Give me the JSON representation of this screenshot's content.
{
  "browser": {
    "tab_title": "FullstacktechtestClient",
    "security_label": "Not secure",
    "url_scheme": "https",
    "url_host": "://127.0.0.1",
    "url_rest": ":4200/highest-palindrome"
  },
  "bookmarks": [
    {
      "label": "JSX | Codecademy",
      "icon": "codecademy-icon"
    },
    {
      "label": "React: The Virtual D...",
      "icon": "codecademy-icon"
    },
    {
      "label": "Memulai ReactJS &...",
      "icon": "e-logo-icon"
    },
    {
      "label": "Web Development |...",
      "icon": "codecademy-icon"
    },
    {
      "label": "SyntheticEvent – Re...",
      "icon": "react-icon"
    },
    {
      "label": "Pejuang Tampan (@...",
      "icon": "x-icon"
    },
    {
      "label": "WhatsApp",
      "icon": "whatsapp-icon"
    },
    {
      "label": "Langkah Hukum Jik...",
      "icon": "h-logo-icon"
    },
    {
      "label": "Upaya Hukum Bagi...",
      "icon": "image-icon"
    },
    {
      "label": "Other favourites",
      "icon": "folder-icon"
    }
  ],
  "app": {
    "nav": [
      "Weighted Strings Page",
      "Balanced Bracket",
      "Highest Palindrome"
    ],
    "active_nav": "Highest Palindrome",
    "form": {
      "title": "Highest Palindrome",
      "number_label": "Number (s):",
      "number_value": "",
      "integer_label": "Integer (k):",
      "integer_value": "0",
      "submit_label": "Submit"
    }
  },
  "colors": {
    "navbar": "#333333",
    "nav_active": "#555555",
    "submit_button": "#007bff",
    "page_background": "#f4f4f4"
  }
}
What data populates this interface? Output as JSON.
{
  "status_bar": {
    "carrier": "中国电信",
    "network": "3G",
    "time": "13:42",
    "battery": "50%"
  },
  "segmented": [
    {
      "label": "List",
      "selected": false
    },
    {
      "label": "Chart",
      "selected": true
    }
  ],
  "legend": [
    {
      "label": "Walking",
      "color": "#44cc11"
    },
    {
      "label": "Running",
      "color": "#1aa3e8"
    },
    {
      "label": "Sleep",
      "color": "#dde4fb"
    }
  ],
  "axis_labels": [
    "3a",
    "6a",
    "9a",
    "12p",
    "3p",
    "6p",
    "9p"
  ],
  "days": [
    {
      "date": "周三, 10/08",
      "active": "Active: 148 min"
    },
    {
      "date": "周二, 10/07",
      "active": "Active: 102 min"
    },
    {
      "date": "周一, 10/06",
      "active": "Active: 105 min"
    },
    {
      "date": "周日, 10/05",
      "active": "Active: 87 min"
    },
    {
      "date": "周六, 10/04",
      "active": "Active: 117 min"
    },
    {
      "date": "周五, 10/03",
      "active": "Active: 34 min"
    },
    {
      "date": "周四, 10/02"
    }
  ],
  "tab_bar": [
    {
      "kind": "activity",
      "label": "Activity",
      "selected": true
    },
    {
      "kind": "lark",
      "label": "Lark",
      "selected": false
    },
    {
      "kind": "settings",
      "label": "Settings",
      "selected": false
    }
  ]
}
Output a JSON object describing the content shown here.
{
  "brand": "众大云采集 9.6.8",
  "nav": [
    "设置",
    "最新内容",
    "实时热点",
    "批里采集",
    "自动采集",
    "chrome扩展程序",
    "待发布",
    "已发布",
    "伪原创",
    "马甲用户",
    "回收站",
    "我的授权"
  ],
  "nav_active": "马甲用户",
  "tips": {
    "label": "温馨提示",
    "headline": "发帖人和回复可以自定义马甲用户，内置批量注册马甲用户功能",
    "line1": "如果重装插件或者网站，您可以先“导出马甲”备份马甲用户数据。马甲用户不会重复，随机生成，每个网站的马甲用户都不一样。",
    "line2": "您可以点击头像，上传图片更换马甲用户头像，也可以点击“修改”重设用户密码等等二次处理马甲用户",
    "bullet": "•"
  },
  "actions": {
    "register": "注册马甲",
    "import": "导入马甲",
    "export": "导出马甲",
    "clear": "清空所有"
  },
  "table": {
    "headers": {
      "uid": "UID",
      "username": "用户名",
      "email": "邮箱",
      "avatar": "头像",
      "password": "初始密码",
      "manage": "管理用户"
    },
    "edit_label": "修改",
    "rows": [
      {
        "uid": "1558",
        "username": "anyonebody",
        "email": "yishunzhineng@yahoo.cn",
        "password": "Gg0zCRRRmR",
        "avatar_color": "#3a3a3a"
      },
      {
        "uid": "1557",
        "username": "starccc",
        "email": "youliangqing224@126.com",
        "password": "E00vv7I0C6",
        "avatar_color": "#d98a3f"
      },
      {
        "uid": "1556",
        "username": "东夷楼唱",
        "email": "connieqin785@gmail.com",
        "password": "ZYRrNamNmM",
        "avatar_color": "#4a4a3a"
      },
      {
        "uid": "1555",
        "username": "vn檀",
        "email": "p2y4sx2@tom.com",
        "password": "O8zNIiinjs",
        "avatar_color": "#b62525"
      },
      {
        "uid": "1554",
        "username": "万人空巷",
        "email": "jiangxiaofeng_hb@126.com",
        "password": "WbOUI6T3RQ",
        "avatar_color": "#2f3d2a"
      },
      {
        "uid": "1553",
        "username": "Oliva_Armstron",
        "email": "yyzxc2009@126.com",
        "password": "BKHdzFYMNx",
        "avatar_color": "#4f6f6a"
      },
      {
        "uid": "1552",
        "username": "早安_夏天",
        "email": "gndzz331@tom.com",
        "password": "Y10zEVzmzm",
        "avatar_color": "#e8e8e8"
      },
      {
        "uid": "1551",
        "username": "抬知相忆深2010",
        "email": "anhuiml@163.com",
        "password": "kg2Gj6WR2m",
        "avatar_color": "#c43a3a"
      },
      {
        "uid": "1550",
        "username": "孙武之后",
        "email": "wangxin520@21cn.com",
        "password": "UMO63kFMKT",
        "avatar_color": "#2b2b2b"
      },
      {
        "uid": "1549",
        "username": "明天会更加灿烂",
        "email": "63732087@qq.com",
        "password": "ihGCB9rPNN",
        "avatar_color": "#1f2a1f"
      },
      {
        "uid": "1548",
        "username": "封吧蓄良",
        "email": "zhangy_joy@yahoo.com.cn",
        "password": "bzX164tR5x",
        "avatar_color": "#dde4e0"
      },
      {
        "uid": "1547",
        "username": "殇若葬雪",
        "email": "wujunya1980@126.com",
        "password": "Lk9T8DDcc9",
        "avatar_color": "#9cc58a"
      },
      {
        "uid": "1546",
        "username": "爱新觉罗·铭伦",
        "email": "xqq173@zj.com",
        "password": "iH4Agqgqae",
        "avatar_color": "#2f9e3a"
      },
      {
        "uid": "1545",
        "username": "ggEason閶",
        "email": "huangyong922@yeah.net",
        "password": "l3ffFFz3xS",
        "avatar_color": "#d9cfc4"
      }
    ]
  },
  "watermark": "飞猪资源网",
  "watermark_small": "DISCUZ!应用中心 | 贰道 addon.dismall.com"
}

++++++++

Brief >> Give the number of lines containing the word "icon". No other answer is needed.

Reply >> 10